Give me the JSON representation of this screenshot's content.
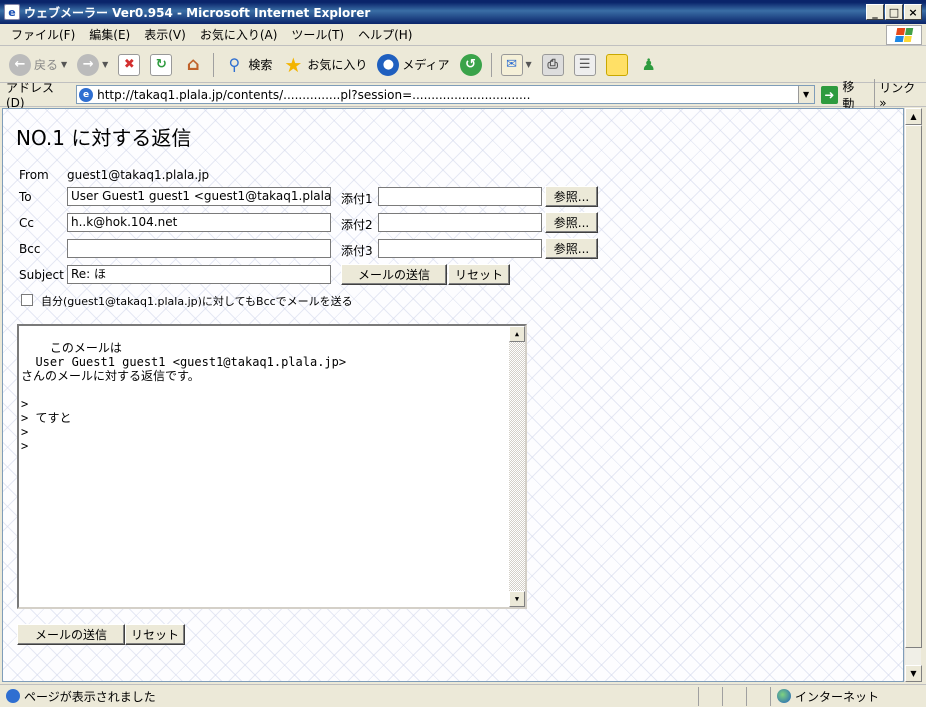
{
  "window": {
    "title": "ウェブメーラー Ver0.954 - Microsoft Internet Explorer",
    "minimize": "_",
    "maximize": "□",
    "close": "×"
  },
  "menu": [
    "ファイル(F)",
    "編集(E)",
    "表示(V)",
    "お気に入り(A)",
    "ツール(T)",
    "ヘルプ(H)"
  ],
  "toolbar": {
    "back": "戻る",
    "search": "検索",
    "favorites": "お気に入り",
    "media": "メディア"
  },
  "address": {
    "label": "アドレス(D)",
    "url": "http://takaq1.plala.jp/contents/...............pl?session=...............................",
    "go": "移動",
    "links": "リンク"
  },
  "form": {
    "title": "NO.1 に対する返信",
    "from_label": "From",
    "from_value": "guest1@takaq1.plala.jp",
    "to_label": "To",
    "to_value": "User Guest1 guest1 <guest1@takaq1.plala.jp>",
    "cc_label": "Cc",
    "cc_value": "h..k@hok.104.net",
    "bcc_label": "Bcc",
    "bcc_value": "",
    "subject_label": "Subject",
    "subject_value": "Re: ほ",
    "attach1_label": "添付1",
    "attach2_label": "添付2",
    "attach3_label": "添付3",
    "browse": "参照...",
    "send": "メールの送信",
    "reset": "リセット",
    "bcc_self_label": "自分(guest1@takaq1.plala.jp)に対してもBccでメールを送る",
    "body": "このメールは\n  User Guest1 guest1 <guest1@takaq1.plala.jp>\nさんのメールに対する返信です。\n\n>\n> てすと\n>\n>"
  },
  "footer": {
    "link": "..........................."
  },
  "status": {
    "text": "ページが表示されました",
    "zone": "インターネット"
  }
}
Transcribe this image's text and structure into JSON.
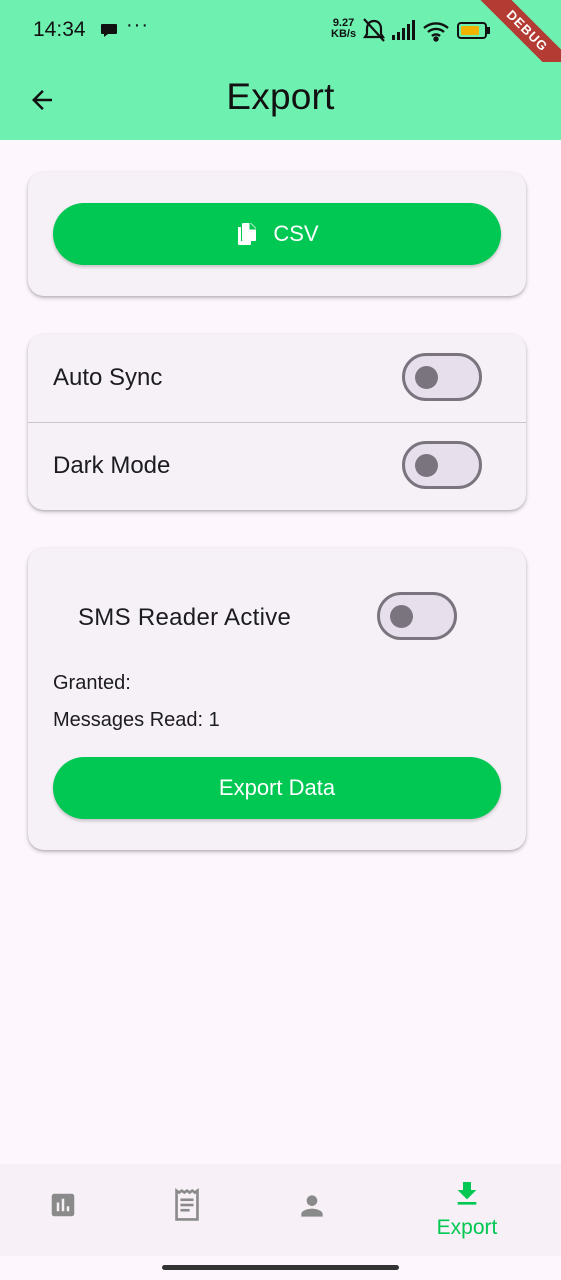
{
  "status_bar": {
    "time": "14:34",
    "dots": "···",
    "speed_value": "9.27",
    "speed_unit": "KB/s",
    "icons": [
      "message-icon",
      "bell-off-icon",
      "signal-icon",
      "wifi-icon",
      "battery-icon"
    ]
  },
  "debug_banner": "DEBUG",
  "app_bar": {
    "title": "Export",
    "back_icon": "arrow-back-icon"
  },
  "export_card": {
    "csv_label": "CSV",
    "csv_icon": "file-copy-icon"
  },
  "settings_card": {
    "auto_sync": {
      "label": "Auto Sync",
      "on": false
    },
    "dark_mode": {
      "label": "Dark Mode",
      "on": false
    }
  },
  "sms_card": {
    "label": "SMS Reader Active",
    "on": false,
    "granted": "Granted:",
    "messages_read": "Messages Read: 1",
    "export_label": "Export Data"
  },
  "bottom_nav": {
    "items": [
      {
        "icon": "bar-chart-icon",
        "label": "",
        "active": false
      },
      {
        "icon": "receipt-icon",
        "label": "",
        "active": false
      },
      {
        "icon": "person-icon",
        "label": "",
        "active": false
      },
      {
        "icon": "download-icon",
        "label": "Export",
        "active": true
      }
    ]
  },
  "colors": {
    "app_bar": "#6ef0b0",
    "accent": "#00c853",
    "background": "#fdf7fd",
    "card": "#f6f1f6",
    "nav_inactive": "#8a8a8a"
  }
}
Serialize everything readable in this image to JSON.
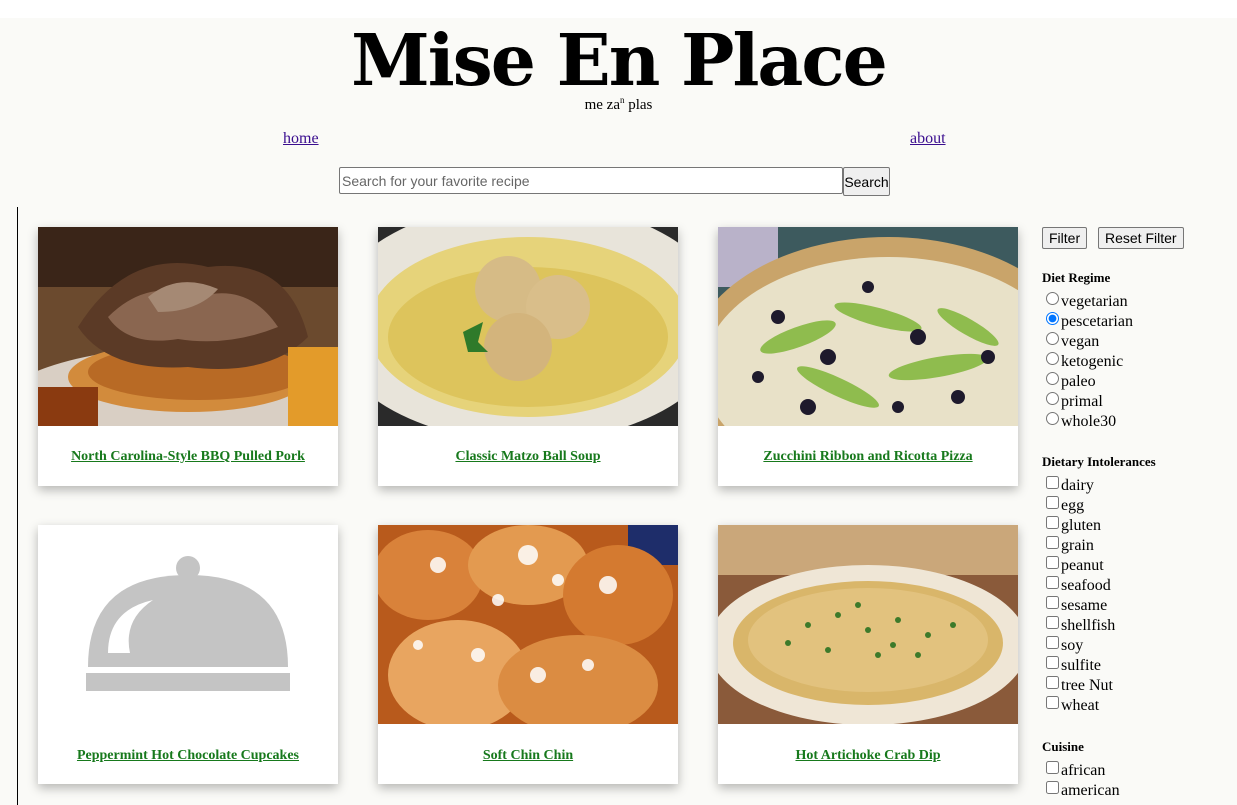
{
  "header": {
    "title": "Mise En Place",
    "pronunciation_main": "me za",
    "pronunciation_sup": "n",
    "pronunciation_end": "plas"
  },
  "nav": {
    "home": "home",
    "about": "about"
  },
  "search": {
    "placeholder": "Search for your favorite recipe",
    "value": "",
    "button": "Search"
  },
  "recipes": [
    {
      "title": "North Carolina-Style BBQ Pulled Pork",
      "image": "pulled-pork-photo"
    },
    {
      "title": "Classic Matzo Ball Soup",
      "image": "matzo-ball-soup-photo"
    },
    {
      "title": "Zucchini Ribbon and Ricotta Pizza",
      "image": "zucchini-pizza-photo"
    },
    {
      "title": "Peppermint Hot Chocolate Cupcakes",
      "image": "placeholder-cloche-icon"
    },
    {
      "title": "Soft Chin Chin",
      "image": "chin-chin-photo"
    },
    {
      "title": "Hot Artichoke Crab Dip",
      "image": "crab-dip-photo"
    }
  ],
  "filters": {
    "filter_button": "Filter",
    "reset_button": "Reset Filter",
    "diet": {
      "heading": "Diet Regime",
      "options": [
        "vegetarian",
        "pescetarian",
        "vegan",
        "ketogenic",
        "paleo",
        "primal",
        "whole30"
      ],
      "selected": "pescetarian"
    },
    "intolerances": {
      "heading": "Dietary Intolerances",
      "options": [
        "dairy",
        "egg",
        "gluten",
        "grain",
        "peanut",
        "seafood",
        "sesame",
        "shellfish",
        "soy",
        "sulfite",
        "tree Nut",
        "wheat"
      ]
    },
    "cuisine": {
      "heading": "Cuisine",
      "options": [
        "african",
        "american"
      ]
    }
  },
  "colors": {
    "link": "#3a0d8f",
    "recipe_link": "#17791c",
    "radio_selected": "#1a73e8"
  }
}
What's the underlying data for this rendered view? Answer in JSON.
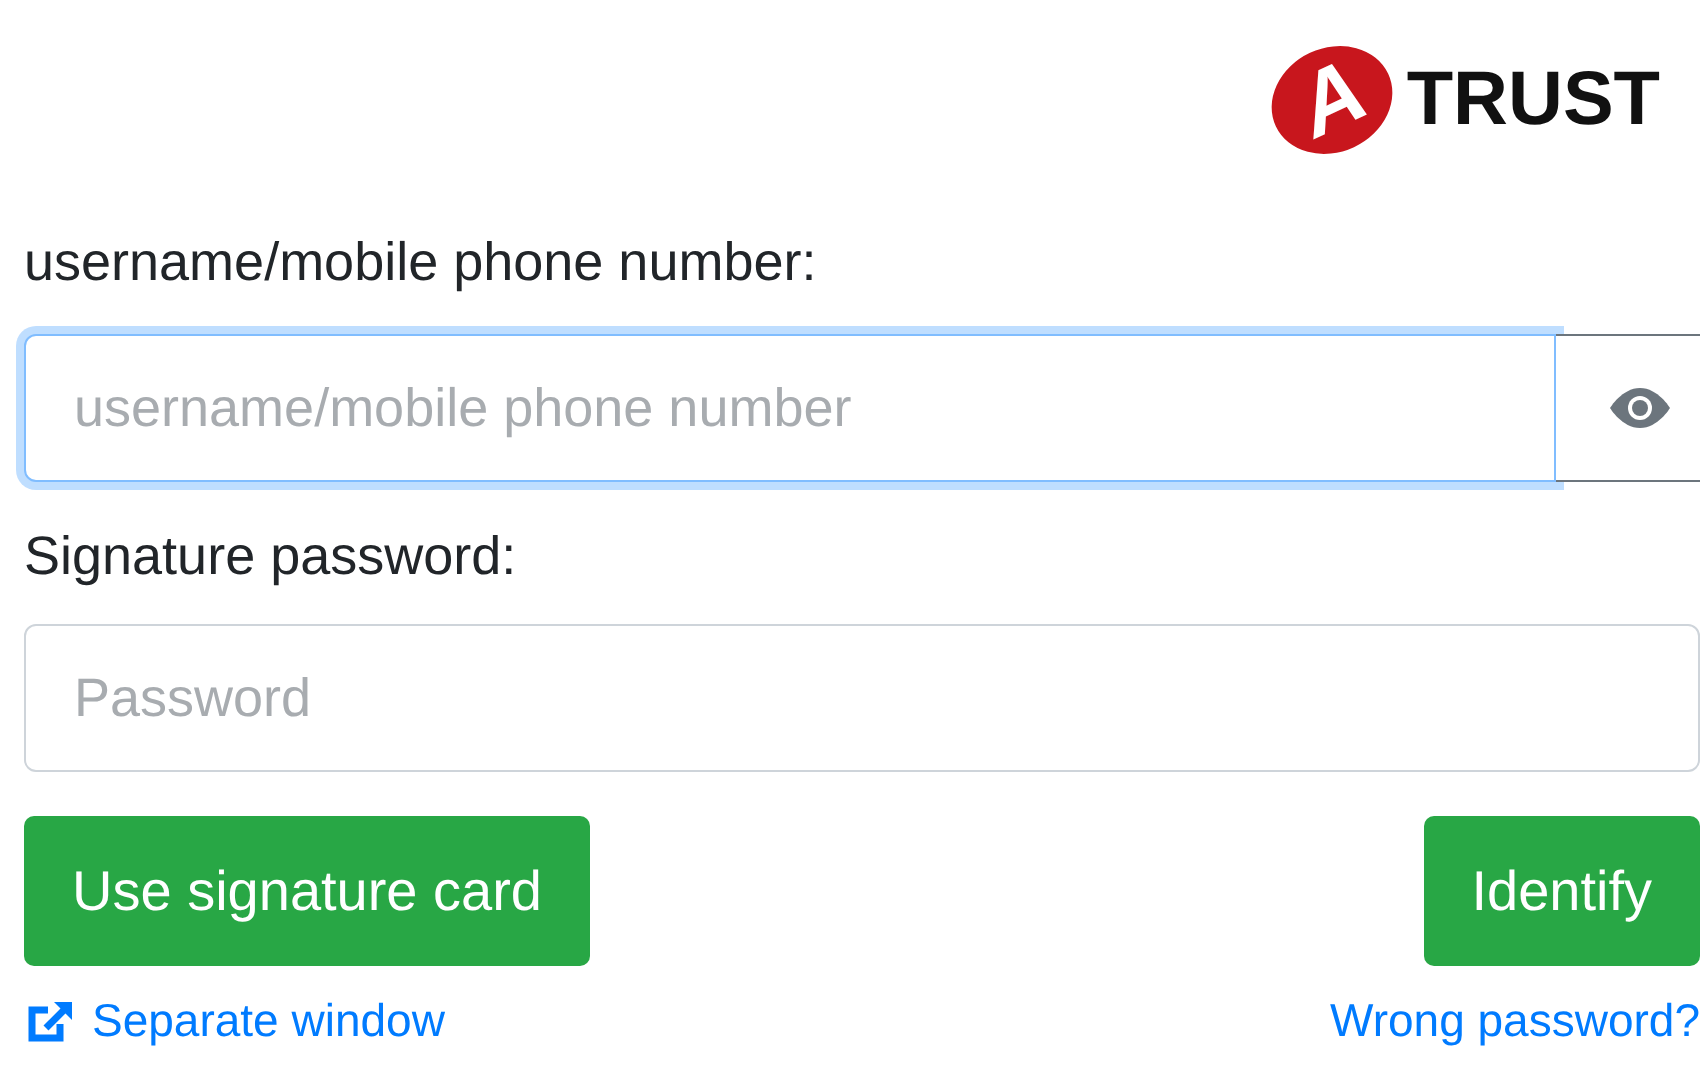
{
  "logo": {
    "mark": "A",
    "name": "TRUST"
  },
  "username": {
    "label": "username/mobile phone number:",
    "placeholder": "username/mobile phone number",
    "focused": true
  },
  "password": {
    "label": "Signature password:",
    "placeholder": "Password"
  },
  "buttons": [
    {
      "label": "Use signature card"
    },
    {
      "label": "Identify"
    }
  ],
  "links": [
    {
      "label": "Separate window",
      "kind": "external"
    },
    {
      "label": "Wrong password?",
      "kind": "plain"
    }
  ]
}
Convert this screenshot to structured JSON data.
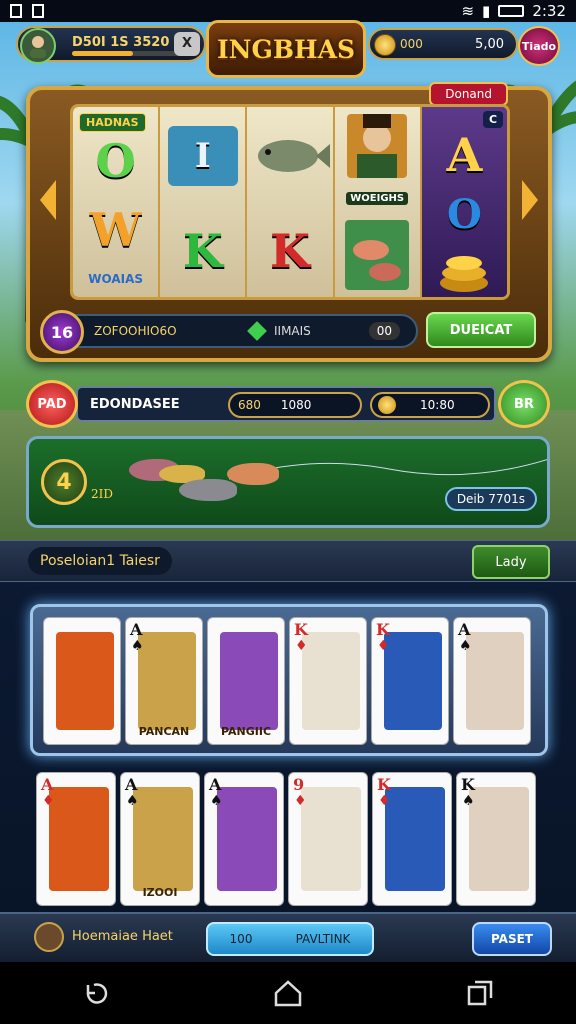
{
  "status_bar": {
    "time": "2:32"
  },
  "top": {
    "player_name": "D50I 1S 3520",
    "close_label": "X",
    "xp_fraction": 0.55,
    "logo_text": "INGBHAS",
    "coin_label": "000",
    "coin_amount": "5,00",
    "shop_label": "Tiado"
  },
  "slot": {
    "promo_label": "Donand",
    "reel1": {
      "badge": "HADNAS",
      "top_symbol": "O",
      "bottom_symbol": "W",
      "label": "WOAIAS"
    },
    "reel2": {
      "top_symbol": "I",
      "bottom_symbol": "K"
    },
    "reel3": {
      "label": "WOEIGHS",
      "bottom_symbol": "K"
    },
    "reel5": {
      "top_symbol": "A",
      "mid_symbol": "O",
      "corner_label": "C"
    },
    "level": "16",
    "info_text": "ZOFOOHIO6O",
    "gem_text": "IIMAIS",
    "counter": "00",
    "spin_label": "DUEICAT"
  },
  "bet_row": {
    "left_button": "PAD",
    "bet_label": "EDONDASEE",
    "value1_prefix": "680",
    "value1": "1080",
    "value2": "10:80",
    "right_button": "BR"
  },
  "fishing": {
    "badge": "4",
    "catch_number": "2ID",
    "value_label": "Deib 7701s"
  },
  "table": {
    "label": "Poseloian1 Taiesr",
    "leave_button": "Lady"
  },
  "hand_cards": [
    {
      "rank": "",
      "suit": "",
      "caption": ""
    },
    {
      "rank": "A",
      "suit": "♠",
      "caption": "PANCAN"
    },
    {
      "rank": "",
      "suit": "",
      "caption": "PANGIIC"
    },
    {
      "rank": "K",
      "suit": "♦",
      "caption": ""
    },
    {
      "rank": "K",
      "suit": "♦",
      "caption": ""
    },
    {
      "rank": "A",
      "suit": "♠",
      "caption": ""
    }
  ],
  "table_cards": [
    {
      "rank": "A",
      "suit": "♦",
      "caption": ""
    },
    {
      "rank": "A",
      "suit": "♠",
      "caption": "IZOOI"
    },
    {
      "rank": "A",
      "suit": "♠",
      "caption": ""
    },
    {
      "rank": "9",
      "suit": "♦",
      "caption": ""
    },
    {
      "rank": "K",
      "suit": "♦",
      "caption": ""
    },
    {
      "rank": "K",
      "suit": "♠",
      "caption": ""
    }
  ],
  "footer": {
    "label": "Hoemaiae Haet",
    "value": "100",
    "pill_label": "PAVLTINK",
    "button": "PASET"
  },
  "colors": {
    "gold": "#f1c34e",
    "green": "#3fce4e",
    "red": "#d42a2a",
    "blue": "#1e88c9"
  }
}
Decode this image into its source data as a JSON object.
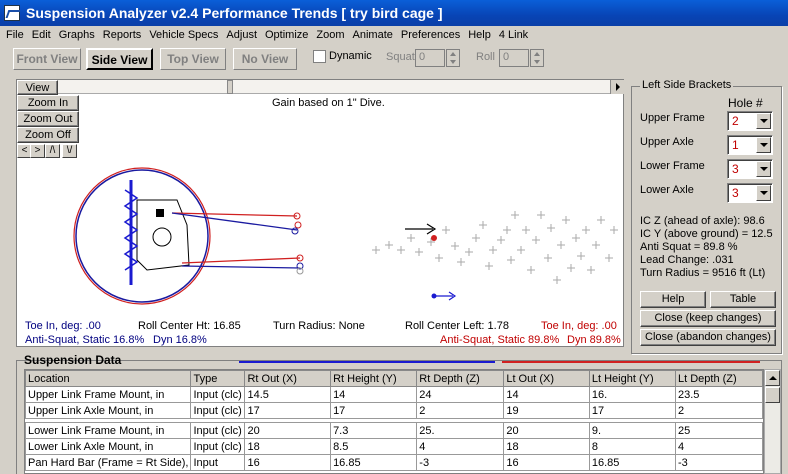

*What you will do*: Find the word "title" in the data and show each line that holds it.

*Full response*:
    "title": "ウェブメーラー Ver0.954 - Microsoft Internet Explorer",
    "title": "NO.1 に対する返信",
    "title": "Export",
    "title": "Mise En Place",
      "title": "North Carolina-Style BBQ Pulled Pork",
      "title": "Classic Matzo Ball Soup",
      "title": "Zucchini Ribbon and Ricotta Pizza",
      "title": "Peppermint Hot Chocolate Cupcakes",
      "title": "Soft Chin Chin",
      "title": "Hot Artichoke Crab Dip",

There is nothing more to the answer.